Source records

--- Start ---

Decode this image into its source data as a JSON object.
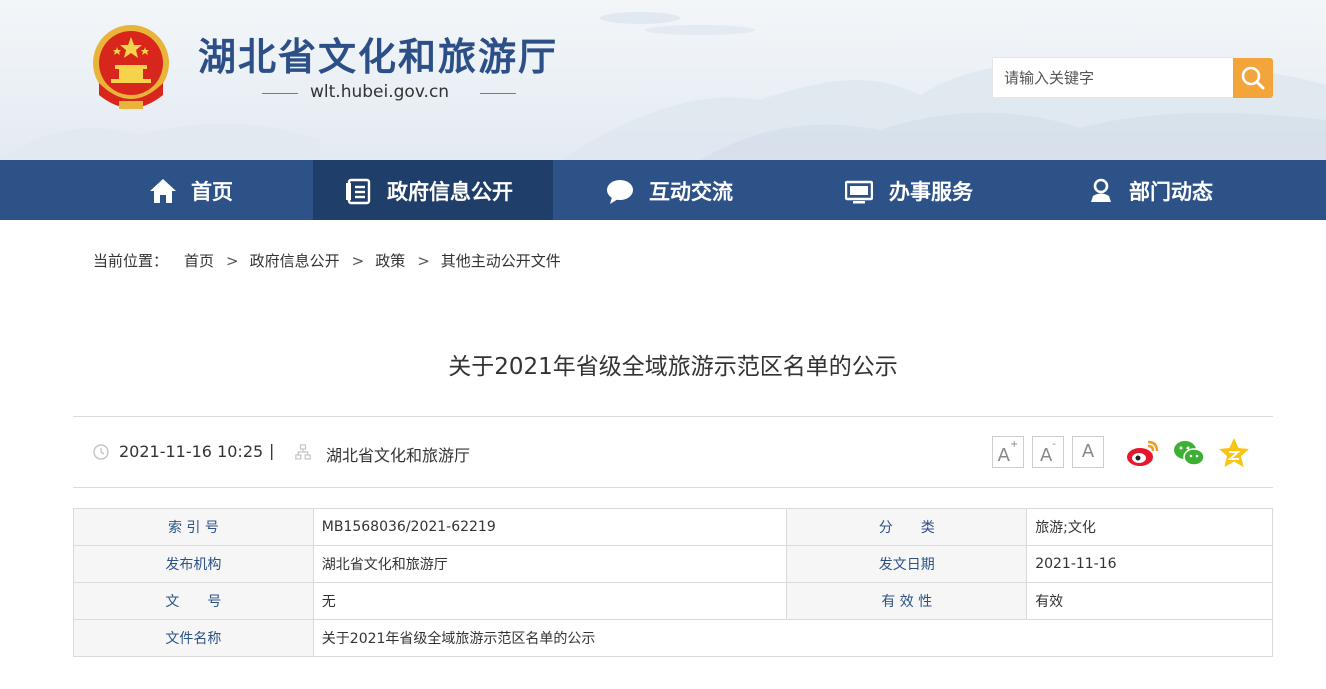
{
  "header": {
    "site_title": "湖北省文化和旅游厅",
    "site_url": "wlt.hubei.gov.cn",
    "search_placeholder": "请输入关键字"
  },
  "nav": {
    "items": [
      {
        "label": "首页",
        "icon": "home-icon"
      },
      {
        "label": "政府信息公开",
        "icon": "document-list-icon",
        "active": true
      },
      {
        "label": "互动交流",
        "icon": "chat-bubble-icon"
      },
      {
        "label": "办事服务",
        "icon": "monitor-icon"
      },
      {
        "label": "部门动态",
        "icon": "location-person-icon"
      }
    ]
  },
  "breadcrumb": {
    "label": "当前位置：",
    "items": [
      "首页",
      "政府信息公开",
      "政策",
      "其他主动公开文件"
    ],
    "separator": ">"
  },
  "article": {
    "title": "关于2021年省级全域旅游示范区名单的公示",
    "datetime": "2021-11-16 10:25",
    "divider": "|",
    "source": "湖北省文化和旅游厅"
  },
  "font_controls": [
    {
      "label": "A",
      "modifier": "+"
    },
    {
      "label": "A",
      "modifier": "-"
    },
    {
      "label": "A",
      "modifier": ""
    }
  ],
  "share": [
    "weibo-icon",
    "wechat-icon",
    "qzone-icon"
  ],
  "info_table": {
    "rows": [
      [
        {
          "k": "索 引 号",
          "v": "MB1568036/2021-62219"
        },
        {
          "k": "分　　类",
          "v": "旅游;文化"
        }
      ],
      [
        {
          "k": "发布机构",
          "v": "湖北省文化和旅游厅"
        },
        {
          "k": "发文日期",
          "v": "2021-11-16"
        }
      ],
      [
        {
          "k": "文　　号",
          "v": "无"
        },
        {
          "k": "有 效 性",
          "v": "有效"
        }
      ],
      [
        {
          "k": "文件名称",
          "v": "关于2021年省级全域旅游示范区名单的公示"
        }
      ]
    ]
  },
  "colors": {
    "nav_bg": "#2d5287",
    "nav_active_bg": "#203e6a",
    "title_blue": "#2b4f86",
    "search_button": "#f3a43a",
    "table_key_text": "#2d5287"
  }
}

--- End ---

Report all lines of the data above that include the string "icon".

### Complete answer
        "icon": "home-icon"
        "icon": "document-list-icon",
        "icon": "chat-bubble-icon"
        "icon": "monitor-icon"
        "icon": "location-person-icon"
    "weibo-icon",
    "wechat-icon",
    "qzone-icon"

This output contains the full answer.